- **Seite**
Aber klar, wenn das K58 zu klein für überlange Grafikkarten ist, muss natürlich entweder die Karte, oder das gehäuse getauscht werden.

@TE: Was hälst du von Big Towern? Schau dir doch mal das NZXT Phantom und das Bitfenix Colossus an, wenn du auf was Futuristisches stehst


----------



## nickname. (9. Juni 2011)

preisunterschied ist ja jetzt nicht die welt zwischen den 2 karten, aber was ist der vorteil
an der asus? (laut papier nur 10 mhz chiptakt und triple statt dual slot - hier bitte ich um erklärung )

werde dann nochmal nach gehäusen gucken 


vielen dank
nickname.


----------



## Softy (9. Juni 2011)

Die Sapphire ist schon sehr gut, die Asus jedoch noch etwas leiser und kühler, und hat damit ein besseres OC-Potential. Aber die Asus DC-II passt ja, wie schon geschrieben, nicht in das Gehäuse.


----------



## huntertech (9. Juni 2011)

Softy schrieb:


> Die Sapphire ist schon sehr gut, die Asus jedoch noch etwas leiser und kühler, und hat damit ein besseres OC-Potential. Aber die Asus DC-II passt ja, wie schon geschrieben, nicht in das Gehäuse.


 Jop, das ist es. Der DC-II wird momentan von Asus auf alle aktuellen Oberklasse-Karten gesetzt und ist verdammt leise und hat darüber hinaus noch Drosselungspotenzial!

- **Aufgabendetails**
Welche Vorteile hat die Asus-Karte laut Softy im Forenauszug über Grafikkarten gegenüber der Sapphire?

- **Datenzeilen**
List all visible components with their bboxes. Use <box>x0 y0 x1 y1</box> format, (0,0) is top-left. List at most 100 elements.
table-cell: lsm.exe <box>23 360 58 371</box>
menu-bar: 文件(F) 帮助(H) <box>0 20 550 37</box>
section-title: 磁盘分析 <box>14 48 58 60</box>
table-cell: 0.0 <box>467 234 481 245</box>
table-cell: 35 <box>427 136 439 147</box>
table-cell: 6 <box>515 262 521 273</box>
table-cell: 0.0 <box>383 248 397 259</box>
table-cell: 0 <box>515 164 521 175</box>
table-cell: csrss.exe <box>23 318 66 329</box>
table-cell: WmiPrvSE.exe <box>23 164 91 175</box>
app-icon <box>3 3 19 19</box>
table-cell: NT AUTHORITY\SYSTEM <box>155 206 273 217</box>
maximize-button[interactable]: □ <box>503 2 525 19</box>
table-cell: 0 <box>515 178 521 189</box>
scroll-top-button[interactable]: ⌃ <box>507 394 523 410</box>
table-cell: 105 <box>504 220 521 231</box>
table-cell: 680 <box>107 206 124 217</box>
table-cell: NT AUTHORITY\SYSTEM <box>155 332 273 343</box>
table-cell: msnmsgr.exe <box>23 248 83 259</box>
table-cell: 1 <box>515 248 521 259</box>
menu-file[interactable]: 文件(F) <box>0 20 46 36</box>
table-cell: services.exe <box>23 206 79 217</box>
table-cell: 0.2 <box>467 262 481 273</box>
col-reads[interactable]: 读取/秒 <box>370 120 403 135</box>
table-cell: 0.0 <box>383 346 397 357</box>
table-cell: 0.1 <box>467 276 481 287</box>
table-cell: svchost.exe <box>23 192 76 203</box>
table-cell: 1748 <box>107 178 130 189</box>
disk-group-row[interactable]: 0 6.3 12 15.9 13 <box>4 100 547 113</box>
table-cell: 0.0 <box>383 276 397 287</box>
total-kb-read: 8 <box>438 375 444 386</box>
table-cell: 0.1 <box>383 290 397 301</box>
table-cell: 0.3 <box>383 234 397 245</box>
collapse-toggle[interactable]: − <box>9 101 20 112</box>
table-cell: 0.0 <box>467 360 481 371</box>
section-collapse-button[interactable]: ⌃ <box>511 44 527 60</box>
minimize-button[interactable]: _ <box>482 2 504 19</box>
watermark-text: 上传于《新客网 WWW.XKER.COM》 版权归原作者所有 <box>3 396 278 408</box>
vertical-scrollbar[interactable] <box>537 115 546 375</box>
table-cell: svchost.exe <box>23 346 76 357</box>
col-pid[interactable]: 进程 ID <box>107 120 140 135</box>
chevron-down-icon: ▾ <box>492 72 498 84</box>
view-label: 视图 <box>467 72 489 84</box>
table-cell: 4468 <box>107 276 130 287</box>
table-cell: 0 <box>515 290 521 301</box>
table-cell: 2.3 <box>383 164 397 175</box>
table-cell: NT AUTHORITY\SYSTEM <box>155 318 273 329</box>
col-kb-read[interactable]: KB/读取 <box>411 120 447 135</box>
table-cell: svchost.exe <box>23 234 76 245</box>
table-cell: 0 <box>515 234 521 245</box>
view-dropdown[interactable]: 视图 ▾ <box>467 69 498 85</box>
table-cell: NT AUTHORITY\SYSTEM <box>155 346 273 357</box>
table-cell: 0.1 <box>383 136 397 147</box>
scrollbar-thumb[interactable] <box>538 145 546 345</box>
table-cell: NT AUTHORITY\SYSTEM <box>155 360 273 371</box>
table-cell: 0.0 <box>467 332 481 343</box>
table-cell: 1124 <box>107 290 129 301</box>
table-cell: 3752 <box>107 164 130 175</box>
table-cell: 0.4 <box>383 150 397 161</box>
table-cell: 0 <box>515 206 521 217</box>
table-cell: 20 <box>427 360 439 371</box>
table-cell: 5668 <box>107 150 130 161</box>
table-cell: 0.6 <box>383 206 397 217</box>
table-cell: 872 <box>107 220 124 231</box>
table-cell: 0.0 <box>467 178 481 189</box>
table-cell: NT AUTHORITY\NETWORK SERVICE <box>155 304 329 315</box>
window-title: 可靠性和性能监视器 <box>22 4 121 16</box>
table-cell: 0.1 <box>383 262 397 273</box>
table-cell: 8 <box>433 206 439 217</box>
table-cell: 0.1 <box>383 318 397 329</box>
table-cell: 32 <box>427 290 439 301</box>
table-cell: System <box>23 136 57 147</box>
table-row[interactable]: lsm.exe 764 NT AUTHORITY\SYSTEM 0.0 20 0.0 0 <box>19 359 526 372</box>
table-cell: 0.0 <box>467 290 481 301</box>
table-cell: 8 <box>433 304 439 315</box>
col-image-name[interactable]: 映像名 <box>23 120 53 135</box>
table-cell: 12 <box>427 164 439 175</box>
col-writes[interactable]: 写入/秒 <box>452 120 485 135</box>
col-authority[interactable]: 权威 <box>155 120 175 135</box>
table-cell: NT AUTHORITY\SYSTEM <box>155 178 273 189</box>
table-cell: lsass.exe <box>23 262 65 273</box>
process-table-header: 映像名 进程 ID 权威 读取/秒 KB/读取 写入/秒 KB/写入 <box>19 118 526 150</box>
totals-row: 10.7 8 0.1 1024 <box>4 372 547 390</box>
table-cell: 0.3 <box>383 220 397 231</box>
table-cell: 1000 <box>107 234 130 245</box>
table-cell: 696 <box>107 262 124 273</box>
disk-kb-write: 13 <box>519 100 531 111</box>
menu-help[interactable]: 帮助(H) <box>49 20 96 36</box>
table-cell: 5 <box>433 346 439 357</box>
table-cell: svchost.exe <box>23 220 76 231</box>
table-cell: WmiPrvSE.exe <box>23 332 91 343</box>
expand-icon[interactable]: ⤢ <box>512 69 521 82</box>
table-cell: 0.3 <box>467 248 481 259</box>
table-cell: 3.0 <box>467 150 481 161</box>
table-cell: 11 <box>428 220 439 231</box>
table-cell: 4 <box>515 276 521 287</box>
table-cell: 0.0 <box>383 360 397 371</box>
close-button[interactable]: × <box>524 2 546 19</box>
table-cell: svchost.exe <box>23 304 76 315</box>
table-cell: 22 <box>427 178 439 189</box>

- **Richtige Antwort**
Sie ist etwas leiser und kühler und hat damit ein besseres OC-Potential.